=== DATA LINES ===
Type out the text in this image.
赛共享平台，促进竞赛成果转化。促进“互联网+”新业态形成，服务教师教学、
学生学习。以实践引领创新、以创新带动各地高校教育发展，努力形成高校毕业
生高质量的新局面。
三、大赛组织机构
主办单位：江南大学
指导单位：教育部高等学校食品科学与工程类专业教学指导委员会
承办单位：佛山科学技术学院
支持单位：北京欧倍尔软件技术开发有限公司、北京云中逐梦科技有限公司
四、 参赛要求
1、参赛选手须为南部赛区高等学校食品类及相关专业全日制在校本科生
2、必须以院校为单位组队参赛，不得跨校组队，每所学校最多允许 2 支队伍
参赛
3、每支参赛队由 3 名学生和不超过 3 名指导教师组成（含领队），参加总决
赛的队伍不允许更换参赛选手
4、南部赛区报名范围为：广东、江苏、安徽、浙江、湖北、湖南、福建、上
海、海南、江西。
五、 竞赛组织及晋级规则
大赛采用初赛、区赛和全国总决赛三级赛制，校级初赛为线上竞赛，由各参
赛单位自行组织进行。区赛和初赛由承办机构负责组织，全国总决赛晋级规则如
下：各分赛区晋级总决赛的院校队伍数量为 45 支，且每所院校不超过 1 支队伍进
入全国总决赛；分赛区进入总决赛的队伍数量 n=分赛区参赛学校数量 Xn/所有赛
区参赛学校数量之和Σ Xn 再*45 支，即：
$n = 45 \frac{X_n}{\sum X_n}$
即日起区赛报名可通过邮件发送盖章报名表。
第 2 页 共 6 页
===
GIVEN INSTRUCTION: Every line above should be printed again exactly as it stands.

THE RESULT:
Type out the text in this image.
赛共享平台，促进竞赛成果转化。促进“互联网+”新业态形成，服务教师教学、
学生学习。以实践引领创新、以创新带动各地高校教育发展，努力形成高校毕业
生高质量的新局面。
三、大赛组织机构
主办单位：江南大学
指导单位：教育部高等学校食品科学与工程类专业教学指导委员会
承办单位：佛山科学技术学院
支持单位：北京欧倍尔软件技术开发有限公司、北京云中逐梦科技有限公司
四、 参赛要求
1、参赛选手须为南部赛区高等学校食品类及相关专业全日制在校本科生
2、必须以院校为单位组队参赛，不得跨校组队，每所学校最多允许 2 支队伍
参赛
3、每支参赛队由 3 名学生和不超过 3 名指导教师组成（含领队），参加总决
赛的队伍不允许更换参赛选手
4、南部赛区报名范围为：广东、江苏、安徽、浙江、湖北、湖南、福建、上
海、海南、江西。
五、 竞赛组织及晋级规则
大赛采用初赛、区赛和全国总决赛三级赛制，校级初赛为线上竞赛，由各参
赛单位自行组织进行。区赛和初赛由承办机构负责组织，全国总决赛晋级规则如
下：各分赛区晋级总决赛的院校队伍数量为 45 支，且每所院校不超过 1 支队伍进
入全国总决赛；分赛区进入总决赛的队伍数量 n=分赛区参赛学校数量 Xn/所有赛
区参赛学校数量之和Σ Xn 再*45 支，即：
$n = 45 \frac{X_n}{\sum X_n}$
即日起区赛报名可通过邮件发送盖章报名表。
第 2 页 共 6 页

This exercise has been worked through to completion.